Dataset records
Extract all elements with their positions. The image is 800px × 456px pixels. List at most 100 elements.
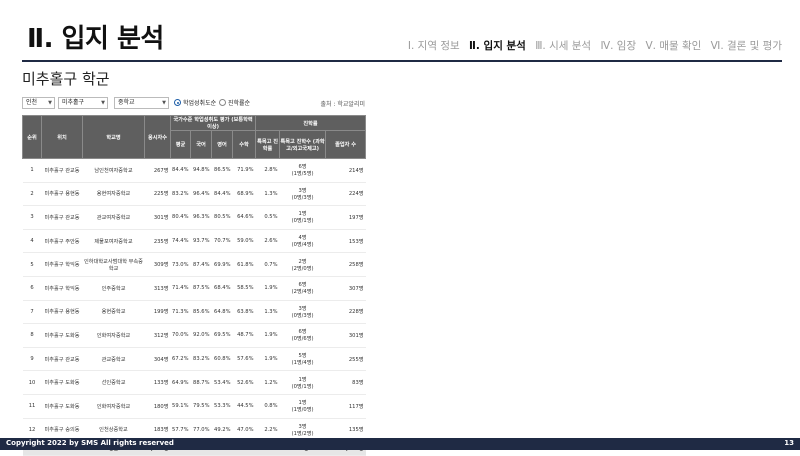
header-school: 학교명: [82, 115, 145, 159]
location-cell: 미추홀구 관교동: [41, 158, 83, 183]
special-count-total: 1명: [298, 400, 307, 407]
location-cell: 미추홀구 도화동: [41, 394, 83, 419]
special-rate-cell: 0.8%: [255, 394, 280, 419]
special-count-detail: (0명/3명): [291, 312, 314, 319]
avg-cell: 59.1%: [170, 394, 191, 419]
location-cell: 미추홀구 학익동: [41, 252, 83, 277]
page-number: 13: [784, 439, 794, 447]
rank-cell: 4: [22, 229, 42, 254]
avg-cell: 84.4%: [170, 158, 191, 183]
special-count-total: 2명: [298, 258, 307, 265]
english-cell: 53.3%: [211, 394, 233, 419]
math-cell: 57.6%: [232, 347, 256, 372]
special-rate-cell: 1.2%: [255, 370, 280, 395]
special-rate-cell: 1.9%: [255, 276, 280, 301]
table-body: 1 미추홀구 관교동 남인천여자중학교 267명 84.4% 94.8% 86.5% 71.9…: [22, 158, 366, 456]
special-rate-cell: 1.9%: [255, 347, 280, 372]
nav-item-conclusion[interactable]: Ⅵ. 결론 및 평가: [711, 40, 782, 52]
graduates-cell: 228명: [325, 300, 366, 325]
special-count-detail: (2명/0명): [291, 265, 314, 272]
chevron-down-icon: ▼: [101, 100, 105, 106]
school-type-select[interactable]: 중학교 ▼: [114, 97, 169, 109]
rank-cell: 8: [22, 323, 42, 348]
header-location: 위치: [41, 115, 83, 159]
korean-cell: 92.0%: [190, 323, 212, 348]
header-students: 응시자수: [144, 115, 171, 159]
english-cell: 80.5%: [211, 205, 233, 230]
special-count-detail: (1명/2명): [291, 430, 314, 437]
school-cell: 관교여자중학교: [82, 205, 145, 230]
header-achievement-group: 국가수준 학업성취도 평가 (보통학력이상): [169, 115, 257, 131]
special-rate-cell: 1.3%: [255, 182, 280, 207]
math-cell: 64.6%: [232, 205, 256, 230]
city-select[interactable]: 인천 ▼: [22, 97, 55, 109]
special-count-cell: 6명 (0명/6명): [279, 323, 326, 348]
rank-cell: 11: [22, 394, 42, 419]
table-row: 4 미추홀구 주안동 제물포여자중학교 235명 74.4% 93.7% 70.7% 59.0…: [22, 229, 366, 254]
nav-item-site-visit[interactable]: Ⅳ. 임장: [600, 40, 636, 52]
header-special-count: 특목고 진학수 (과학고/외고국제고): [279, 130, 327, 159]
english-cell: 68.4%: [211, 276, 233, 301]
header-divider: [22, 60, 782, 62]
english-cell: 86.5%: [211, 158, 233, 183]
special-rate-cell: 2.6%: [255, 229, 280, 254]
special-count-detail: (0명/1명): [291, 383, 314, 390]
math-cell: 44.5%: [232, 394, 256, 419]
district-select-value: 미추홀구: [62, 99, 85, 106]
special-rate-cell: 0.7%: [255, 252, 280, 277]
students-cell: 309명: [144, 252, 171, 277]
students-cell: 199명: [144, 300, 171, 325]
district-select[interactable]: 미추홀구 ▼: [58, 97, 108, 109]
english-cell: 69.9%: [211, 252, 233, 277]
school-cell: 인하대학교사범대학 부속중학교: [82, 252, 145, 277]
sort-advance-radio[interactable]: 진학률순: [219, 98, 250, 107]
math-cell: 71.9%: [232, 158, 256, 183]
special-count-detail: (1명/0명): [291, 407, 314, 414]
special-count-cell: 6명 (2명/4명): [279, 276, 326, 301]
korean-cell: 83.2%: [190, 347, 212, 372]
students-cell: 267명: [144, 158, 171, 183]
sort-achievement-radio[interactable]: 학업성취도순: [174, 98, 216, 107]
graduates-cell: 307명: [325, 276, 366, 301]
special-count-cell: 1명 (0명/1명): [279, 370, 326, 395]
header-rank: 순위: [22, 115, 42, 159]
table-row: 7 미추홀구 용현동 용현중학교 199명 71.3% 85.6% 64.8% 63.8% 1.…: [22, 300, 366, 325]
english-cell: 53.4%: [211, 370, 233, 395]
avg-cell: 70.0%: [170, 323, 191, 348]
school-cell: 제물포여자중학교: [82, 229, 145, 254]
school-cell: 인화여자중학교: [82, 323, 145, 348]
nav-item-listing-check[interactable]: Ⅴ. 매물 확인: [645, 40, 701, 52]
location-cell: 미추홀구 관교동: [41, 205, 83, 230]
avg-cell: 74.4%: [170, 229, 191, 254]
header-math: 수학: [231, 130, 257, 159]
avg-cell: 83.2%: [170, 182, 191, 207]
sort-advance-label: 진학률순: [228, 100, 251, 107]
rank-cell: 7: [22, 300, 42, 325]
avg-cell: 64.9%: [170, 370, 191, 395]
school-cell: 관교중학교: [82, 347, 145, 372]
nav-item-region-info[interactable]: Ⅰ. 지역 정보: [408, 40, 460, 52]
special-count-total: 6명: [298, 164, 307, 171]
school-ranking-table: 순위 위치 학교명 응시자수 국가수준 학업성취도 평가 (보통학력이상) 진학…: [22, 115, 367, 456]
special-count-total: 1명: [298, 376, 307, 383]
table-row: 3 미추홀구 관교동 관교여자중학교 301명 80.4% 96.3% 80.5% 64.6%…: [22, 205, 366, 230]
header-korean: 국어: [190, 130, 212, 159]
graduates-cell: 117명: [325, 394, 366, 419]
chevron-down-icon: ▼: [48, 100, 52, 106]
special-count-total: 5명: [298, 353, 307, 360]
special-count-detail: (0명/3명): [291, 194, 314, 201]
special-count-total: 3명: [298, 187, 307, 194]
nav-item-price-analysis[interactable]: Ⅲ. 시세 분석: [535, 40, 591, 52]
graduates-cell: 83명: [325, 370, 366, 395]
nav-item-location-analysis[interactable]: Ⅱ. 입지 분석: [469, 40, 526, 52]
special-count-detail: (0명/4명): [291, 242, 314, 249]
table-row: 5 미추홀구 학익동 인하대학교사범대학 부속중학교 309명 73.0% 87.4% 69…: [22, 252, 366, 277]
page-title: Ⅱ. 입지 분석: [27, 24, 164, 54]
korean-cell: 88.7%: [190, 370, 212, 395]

WHAT YOU HAVE TO DO :: Return the stretch of lines from the one containing "header-school: 학교명: [82, 115, 145, 159]" through the one containing "english-cell: 53.3%: [211, 394, 233, 419]", reproducing them exactly and including both ends.

TASK OUTPUT ::
header-school: 학교명: [82, 115, 145, 159]
location-cell: 미추홀구 관교동: [41, 158, 83, 183]
special-count-total: 1명: [298, 400, 307, 407]
location-cell: 미추홀구 도화동: [41, 394, 83, 419]
special-rate-cell: 0.8%: [255, 394, 280, 419]
special-count-detail: (0명/3명): [291, 312, 314, 319]
avg-cell: 59.1%: [170, 394, 191, 419]
location-cell: 미추홀구 학익동: [41, 252, 83, 277]
page-number: 13: [784, 439, 794, 447]
rank-cell: 4: [22, 229, 42, 254]
avg-cell: 84.4%: [170, 158, 191, 183]
special-count-total: 2명: [298, 258, 307, 265]
english-cell: 53.3%: [211, 394, 233, 419]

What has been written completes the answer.